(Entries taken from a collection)

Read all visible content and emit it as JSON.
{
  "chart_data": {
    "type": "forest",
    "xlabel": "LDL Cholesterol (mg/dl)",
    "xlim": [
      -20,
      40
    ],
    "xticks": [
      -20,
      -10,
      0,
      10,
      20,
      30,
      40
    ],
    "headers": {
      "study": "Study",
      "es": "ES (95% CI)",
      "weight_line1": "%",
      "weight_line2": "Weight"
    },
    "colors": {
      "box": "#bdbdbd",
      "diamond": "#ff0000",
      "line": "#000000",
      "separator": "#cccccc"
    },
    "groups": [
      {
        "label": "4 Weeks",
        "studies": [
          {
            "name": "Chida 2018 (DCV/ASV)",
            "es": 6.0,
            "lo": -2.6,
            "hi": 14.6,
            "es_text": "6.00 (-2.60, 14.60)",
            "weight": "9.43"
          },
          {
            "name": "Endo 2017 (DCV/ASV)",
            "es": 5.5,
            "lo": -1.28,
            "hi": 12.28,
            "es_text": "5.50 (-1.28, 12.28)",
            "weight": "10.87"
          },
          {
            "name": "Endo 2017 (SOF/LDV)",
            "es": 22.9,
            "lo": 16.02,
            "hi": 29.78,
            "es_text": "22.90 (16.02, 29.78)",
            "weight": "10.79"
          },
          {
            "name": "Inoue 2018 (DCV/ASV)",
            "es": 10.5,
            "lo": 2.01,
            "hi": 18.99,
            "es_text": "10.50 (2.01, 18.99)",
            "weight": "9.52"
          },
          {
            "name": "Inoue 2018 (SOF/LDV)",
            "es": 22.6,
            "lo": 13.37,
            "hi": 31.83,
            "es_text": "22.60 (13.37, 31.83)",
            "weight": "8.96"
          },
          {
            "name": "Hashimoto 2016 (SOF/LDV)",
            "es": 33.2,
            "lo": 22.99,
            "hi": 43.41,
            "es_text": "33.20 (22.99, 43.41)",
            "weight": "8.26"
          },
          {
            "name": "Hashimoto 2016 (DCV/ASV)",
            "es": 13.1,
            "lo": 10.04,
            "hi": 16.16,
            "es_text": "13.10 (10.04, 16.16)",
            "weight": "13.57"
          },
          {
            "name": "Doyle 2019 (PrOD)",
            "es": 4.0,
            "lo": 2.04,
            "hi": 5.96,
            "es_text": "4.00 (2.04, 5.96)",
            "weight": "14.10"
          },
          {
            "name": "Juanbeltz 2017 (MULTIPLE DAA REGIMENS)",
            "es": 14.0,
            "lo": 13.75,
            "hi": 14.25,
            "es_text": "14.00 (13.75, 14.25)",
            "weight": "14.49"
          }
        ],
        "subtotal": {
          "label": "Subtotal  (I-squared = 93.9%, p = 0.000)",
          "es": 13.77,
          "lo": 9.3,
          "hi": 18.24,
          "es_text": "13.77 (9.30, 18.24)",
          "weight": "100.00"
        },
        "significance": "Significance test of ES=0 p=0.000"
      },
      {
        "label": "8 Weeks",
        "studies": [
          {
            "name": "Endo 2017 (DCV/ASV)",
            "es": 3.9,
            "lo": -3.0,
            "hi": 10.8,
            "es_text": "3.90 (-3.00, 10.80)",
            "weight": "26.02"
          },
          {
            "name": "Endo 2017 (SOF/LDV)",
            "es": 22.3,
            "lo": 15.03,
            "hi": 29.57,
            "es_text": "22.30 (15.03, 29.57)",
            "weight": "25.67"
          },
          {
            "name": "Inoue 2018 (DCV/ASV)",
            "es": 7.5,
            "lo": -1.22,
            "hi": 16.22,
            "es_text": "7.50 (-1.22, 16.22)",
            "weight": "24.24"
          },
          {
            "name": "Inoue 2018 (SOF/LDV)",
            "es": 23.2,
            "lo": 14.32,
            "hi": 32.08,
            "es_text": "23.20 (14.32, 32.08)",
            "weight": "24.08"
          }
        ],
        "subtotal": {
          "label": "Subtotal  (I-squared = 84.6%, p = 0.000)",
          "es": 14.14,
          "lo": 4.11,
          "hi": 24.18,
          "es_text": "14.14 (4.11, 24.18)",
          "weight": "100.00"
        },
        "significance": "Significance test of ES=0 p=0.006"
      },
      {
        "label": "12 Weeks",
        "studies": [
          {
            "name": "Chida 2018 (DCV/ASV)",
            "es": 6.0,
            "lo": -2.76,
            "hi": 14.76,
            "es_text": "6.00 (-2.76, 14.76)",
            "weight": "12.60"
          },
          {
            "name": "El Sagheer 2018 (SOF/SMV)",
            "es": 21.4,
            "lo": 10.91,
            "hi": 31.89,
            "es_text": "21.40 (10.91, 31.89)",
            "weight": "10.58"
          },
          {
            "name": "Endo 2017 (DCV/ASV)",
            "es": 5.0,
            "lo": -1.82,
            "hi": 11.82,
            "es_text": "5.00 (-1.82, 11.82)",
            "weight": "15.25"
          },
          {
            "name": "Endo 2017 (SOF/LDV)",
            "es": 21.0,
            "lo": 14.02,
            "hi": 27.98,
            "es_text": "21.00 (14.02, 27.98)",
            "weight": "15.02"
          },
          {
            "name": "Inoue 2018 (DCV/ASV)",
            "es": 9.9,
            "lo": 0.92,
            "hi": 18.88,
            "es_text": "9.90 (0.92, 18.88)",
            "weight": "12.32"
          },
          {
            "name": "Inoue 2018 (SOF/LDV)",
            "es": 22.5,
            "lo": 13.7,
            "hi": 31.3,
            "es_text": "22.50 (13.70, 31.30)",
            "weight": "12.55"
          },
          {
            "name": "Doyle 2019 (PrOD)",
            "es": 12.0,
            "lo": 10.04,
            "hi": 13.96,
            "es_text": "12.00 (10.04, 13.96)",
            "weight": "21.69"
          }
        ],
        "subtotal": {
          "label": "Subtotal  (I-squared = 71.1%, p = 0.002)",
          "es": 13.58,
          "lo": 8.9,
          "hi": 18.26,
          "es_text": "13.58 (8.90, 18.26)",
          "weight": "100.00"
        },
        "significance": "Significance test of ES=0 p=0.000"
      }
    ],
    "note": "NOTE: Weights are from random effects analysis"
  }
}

### [SHORT EXERCISE]
Reproduce the full set of records precisely.

### [SOLUTION FOR THIS EXERCISE]
Read all visible content and emit it as JSON.
{
  "chart_data": {
    "type": "forest",
    "xlabel": "LDL Cholesterol (mg/dl)",
    "xlim": [
      -20,
      40
    ],
    "xticks": [
      -20,
      -10,
      0,
      10,
      20,
      30,
      40
    ],
    "headers": {
      "study": "Study",
      "es": "ES (95% CI)",
      "weight_line1": "%",
      "weight_line2": "Weight"
    },
    "colors": {
      "box": "#bdbdbd",
      "diamond": "#ff0000",
      "line": "#000000",
      "separator": "#cccccc"
    },
    "groups": [
      {
        "label": "4 Weeks",
        "studies": [
          {
            "name": "Chida 2018 (DCV/ASV)",
            "es": 6.0,
            "lo": -2.6,
            "hi": 14.6,
            "es_text": "6.00 (-2.60, 14.60)",
            "weight": "9.43"
          },
          {
            "name": "Endo 2017 (DCV/ASV)",
            "es": 5.5,
            "lo": -1.28,
            "hi": 12.28,
            "es_text": "5.50 (-1.28, 12.28)",
            "weight": "10.87"
          },
          {
            "name": "Endo 2017 (SOF/LDV)",
            "es": 22.9,
            "lo": 16.02,
            "hi": 29.78,
            "es_text": "22.90 (16.02, 29.78)",
            "weight": "10.79"
          },
          {
            "name": "Inoue 2018 (DCV/ASV)",
            "es": 10.5,
            "lo": 2.01,
            "hi": 18.99,
            "es_text": "10.50 (2.01, 18.99)",
            "weight": "9.52"
          },
          {
            "name": "Inoue 2018 (SOF/LDV)",
            "es": 22.6,
            "lo": 13.37,
            "hi": 31.83,
            "es_text": "22.60 (13.37, 31.83)",
            "weight": "8.96"
          },
          {
            "name": "Hashimoto 2016 (SOF/LDV)",
            "es": 33.2,
            "lo": 22.99,
            "hi": 43.41,
            "es_text": "33.20 (22.99, 43.41)",
            "weight": "8.26"
          },
          {
            "name": "Hashimoto 2016 (DCV/ASV)",
            "es": 13.1,
            "lo": 10.04,
            "hi": 16.16,
            "es_text": "13.10 (10.04, 16.16)",
            "weight": "13.57"
          },
          {
            "name": "Doyle 2019 (PrOD)",
            "es": 4.0,
            "lo": 2.04,
            "hi": 5.96,
            "es_text": "4.00 (2.04, 5.96)",
            "weight": "14.10"
          },
          {
            "name": "Juanbeltz 2017 (MULTIPLE DAA REGIMENS)",
            "es": 14.0,
            "lo": 13.75,
            "hi": 14.25,
            "es_text": "14.00 (13.75, 14.25)",
            "weight": "14.49"
          }
        ],
        "subtotal": {
          "label": "Subtotal  (I-squared = 93.9%, p = 0.000)",
          "es": 13.77,
          "lo": 9.3,
          "hi": 18.24,
          "es_text": "13.77 (9.30, 18.24)",
          "weight": "100.00"
        },
        "significance": "Significance test of ES=0 p=0.000"
      },
      {
        "label": "8 Weeks",
        "studies": [
          {
            "name": "Endo 2017 (DCV/ASV)",
            "es": 3.9,
            "lo": -3.0,
            "hi": 10.8,
            "es_text": "3.90 (-3.00, 10.80)",
            "weight": "26.02"
          },
          {
            "name": "Endo 2017 (SOF/LDV)",
            "es": 22.3,
            "lo": 15.03,
            "hi": 29.57,
            "es_text": "22.30 (15.03, 29.57)",
            "weight": "25.67"
          },
          {
            "name": "Inoue 2018 (DCV/ASV)",
            "es": 7.5,
            "lo": -1.22,
            "hi": 16.22,
            "es_text": "7.50 (-1.22, 16.22)",
            "weight": "24.24"
          },
          {
            "name": "Inoue 2018 (SOF/LDV)",
            "es": 23.2,
            "lo": 14.32,
            "hi": 32.08,
            "es_text": "23.20 (14.32, 32.08)",
            "weight": "24.08"
          }
        ],
        "subtotal": {
          "label": "Subtotal  (I-squared = 84.6%, p = 0.000)",
          "es": 14.14,
          "lo": 4.11,
          "hi": 24.18,
          "es_text": "14.14 (4.11, 24.18)",
          "weight": "100.00"
        },
        "significance": "Significance test of ES=0 p=0.006"
      },
      {
        "label": "12 Weeks",
        "studies": [
          {
            "name": "Chida 2018 (DCV/ASV)",
            "es": 6.0,
            "lo": -2.76,
            "hi": 14.76,
            "es_text": "6.00 (-2.76, 14.76)",
            "weight": "12.60"
          },
          {
            "name": "El Sagheer 2018 (SOF/SMV)",
            "es": 21.4,
            "lo": 10.91,
            "hi": 31.89,
            "es_text": "21.40 (10.91, 31.89)",
            "weight": "10.58"
          },
          {
            "name": "Endo 2017 (DCV/ASV)",
            "es": 5.0,
            "lo": -1.82,
            "hi": 11.82,
            "es_text": "5.00 (-1.82, 11.82)",
            "weight": "15.25"
          },
          {
            "name": "Endo 2017 (SOF/LDV)",
            "es": 21.0,
            "lo": 14.02,
            "hi": 27.98,
            "es_text": "21.00 (14.02, 27.98)",
            "weight": "15.02"
          },
          {
            "name": "Inoue 2018 (DCV/ASV)",
            "es": 9.9,
            "lo": 0.92,
            "hi": 18.88,
            "es_text": "9.90 (0.92, 18.88)",
            "weight": "12.32"
          },
          {
            "name": "Inoue 2018 (SOF/LDV)",
            "es": 22.5,
            "lo": 13.7,
            "hi": 31.3,
            "es_text": "22.50 (13.70, 31.30)",
            "weight": "12.55"
          },
          {
            "name": "Doyle 2019 (PrOD)",
            "es": 12.0,
            "lo": 10.04,
            "hi": 13.96,
            "es_text": "12.00 (10.04, 13.96)",
            "weight": "21.69"
          }
        ],
        "subtotal": {
          "label": "Subtotal  (I-squared = 71.1%, p = 0.002)",
          "es": 13.58,
          "lo": 8.9,
          "hi": 18.26,
          "es_text": "13.58 (8.90, 18.26)",
          "weight": "100.00"
        },
        "significance": "Significance test of ES=0 p=0.000"
      }
    ],
    "note": "NOTE: Weights are from random effects analysis"
  }
}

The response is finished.